● **Tasks to carry out**
A: List every ingredient in the pear recipe that is measured in cups.
B: Write the next steps of the pear recipe, starting after its last sentence.

● **Extract**
▼▼▼

3 cups (750ml) water
3 cups (750ml) white wine
2¾ cups (600g) caster sugar
2 vanilla beans, pods scraped
3 cinnamon sticks
Zest of 2 oranges and 2 lemons, in strips
3 star anise
6 Beurre Bosc pears, stems intact, peeled and cored
3 sheets good-quality puff pastry (such as Carême brand)
Egg wash (2 free-range eggs beaten with 50ml milk)
½ cup loosely packed (90g)
dark brown sugar
1/3 cup (80ml) vincotto
Handful muscatels, to serve
¾ cup (180ml) fresh cream, to serve
1 Place water, wine, sugar, vanilla, cinnamon, orange and lemon zests and star anise in a large saucepan. Stir over low heat, until sugar has dissolved. Add pears and increase heat; bring to a simmer, then reduce heat to low and cover with a piece of baking paper. Cook until pears are tender, about 30mins. Remove pears with a slotted spoon, strain and reserve poaching liquid. Set pears and liquid aside to cool.
2 Preheat oven to 220°C (200°C fan). Cut pastry into 2x50cm strips (press strips together to form the length if needed).

▲▲▲

● **Information supplied**
▼▼▼

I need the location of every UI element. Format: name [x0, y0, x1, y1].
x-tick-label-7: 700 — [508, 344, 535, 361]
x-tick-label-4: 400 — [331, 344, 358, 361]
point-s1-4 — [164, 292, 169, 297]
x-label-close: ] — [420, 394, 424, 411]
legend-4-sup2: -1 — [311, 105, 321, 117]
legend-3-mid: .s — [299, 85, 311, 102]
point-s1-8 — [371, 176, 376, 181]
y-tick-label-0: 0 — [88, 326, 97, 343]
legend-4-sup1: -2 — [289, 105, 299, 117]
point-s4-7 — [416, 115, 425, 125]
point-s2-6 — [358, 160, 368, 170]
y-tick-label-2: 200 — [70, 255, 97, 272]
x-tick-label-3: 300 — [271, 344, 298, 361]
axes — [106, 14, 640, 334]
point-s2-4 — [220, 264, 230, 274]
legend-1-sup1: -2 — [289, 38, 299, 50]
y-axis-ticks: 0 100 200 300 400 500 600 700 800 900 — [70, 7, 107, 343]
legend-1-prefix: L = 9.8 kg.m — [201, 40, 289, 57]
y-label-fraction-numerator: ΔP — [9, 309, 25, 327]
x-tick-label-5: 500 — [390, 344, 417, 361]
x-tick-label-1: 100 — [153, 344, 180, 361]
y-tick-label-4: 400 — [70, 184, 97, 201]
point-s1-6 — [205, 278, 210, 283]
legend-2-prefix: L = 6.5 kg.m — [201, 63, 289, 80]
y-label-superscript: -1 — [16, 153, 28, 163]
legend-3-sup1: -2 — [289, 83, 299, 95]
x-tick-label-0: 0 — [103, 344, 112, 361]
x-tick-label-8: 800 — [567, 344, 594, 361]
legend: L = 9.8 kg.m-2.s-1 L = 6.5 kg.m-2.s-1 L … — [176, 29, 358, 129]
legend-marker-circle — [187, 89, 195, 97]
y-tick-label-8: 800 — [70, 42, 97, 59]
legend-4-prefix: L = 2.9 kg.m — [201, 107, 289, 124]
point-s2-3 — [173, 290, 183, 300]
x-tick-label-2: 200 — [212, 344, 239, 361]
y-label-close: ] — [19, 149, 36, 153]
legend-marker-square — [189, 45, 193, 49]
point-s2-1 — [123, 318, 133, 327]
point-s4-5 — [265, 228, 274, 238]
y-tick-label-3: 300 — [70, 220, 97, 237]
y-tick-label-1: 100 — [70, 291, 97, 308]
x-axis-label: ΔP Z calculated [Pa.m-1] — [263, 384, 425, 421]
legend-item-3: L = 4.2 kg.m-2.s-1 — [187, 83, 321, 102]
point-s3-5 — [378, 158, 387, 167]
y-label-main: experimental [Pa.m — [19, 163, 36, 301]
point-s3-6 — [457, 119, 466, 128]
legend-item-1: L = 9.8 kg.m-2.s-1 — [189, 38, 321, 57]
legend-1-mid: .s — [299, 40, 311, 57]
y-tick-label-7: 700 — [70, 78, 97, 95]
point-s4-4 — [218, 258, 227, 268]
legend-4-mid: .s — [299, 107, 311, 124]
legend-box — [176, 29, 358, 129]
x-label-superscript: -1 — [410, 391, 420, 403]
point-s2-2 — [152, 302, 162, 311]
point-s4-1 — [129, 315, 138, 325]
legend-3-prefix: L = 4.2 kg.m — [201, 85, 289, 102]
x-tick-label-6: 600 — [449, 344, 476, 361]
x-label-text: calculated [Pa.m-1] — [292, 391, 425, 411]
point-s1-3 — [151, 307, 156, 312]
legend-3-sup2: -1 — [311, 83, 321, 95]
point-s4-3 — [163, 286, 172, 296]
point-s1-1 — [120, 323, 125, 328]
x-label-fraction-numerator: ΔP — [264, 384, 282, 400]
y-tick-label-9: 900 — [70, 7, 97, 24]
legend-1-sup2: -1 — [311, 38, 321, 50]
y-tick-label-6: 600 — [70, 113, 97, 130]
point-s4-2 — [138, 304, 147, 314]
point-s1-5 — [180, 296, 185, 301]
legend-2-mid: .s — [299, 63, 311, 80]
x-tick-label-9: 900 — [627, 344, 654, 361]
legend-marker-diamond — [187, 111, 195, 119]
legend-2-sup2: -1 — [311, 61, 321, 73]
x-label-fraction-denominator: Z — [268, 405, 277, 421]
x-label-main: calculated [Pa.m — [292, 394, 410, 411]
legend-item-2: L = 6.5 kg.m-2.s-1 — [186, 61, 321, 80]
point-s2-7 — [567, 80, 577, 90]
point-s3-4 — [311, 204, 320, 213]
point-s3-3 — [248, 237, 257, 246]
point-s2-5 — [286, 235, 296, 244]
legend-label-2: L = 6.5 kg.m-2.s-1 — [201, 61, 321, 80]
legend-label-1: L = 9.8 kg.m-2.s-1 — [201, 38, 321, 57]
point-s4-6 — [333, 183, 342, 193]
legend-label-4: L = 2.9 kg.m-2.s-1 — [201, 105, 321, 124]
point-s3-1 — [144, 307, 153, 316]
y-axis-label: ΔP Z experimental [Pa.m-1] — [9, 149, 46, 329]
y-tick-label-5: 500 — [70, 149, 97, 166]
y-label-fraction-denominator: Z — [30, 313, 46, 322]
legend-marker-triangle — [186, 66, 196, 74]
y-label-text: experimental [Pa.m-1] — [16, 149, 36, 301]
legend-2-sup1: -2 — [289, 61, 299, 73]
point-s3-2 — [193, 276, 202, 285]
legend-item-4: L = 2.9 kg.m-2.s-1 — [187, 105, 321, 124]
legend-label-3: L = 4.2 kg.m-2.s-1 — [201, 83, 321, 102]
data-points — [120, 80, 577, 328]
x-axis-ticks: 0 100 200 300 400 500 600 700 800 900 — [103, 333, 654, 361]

▲▲▲

● **Answers for this exercise**
A: Water, white wine, caster sugar, dark brown sugar, vincotto, fresh cream

B:
3 Place 1 pear on top of a pastry strip, 4cm from end, then wrap whole pear by spiralling towards the top, overlapping pastry as you work your way up. Repeat with remaining pears, then place on a lined baking tray and refrigerate at least 20mins. When chilled, brush a little egg wash over pastry and bake until golden, about 20mins.
4 To make glaze, place brown sugar, vincotto and 1/3 cup poaching liquid over medium heat. Gently swirl pan until a rich caramel smell is evident and sauce is thick and viscous, about 5-10mins. Remove from heat immediately and pour into a cool bowl.
5 Place muscatels in remaining poaching liquid for a few minutes to soften, then scatter around pears. Serve immediately with cream on the side.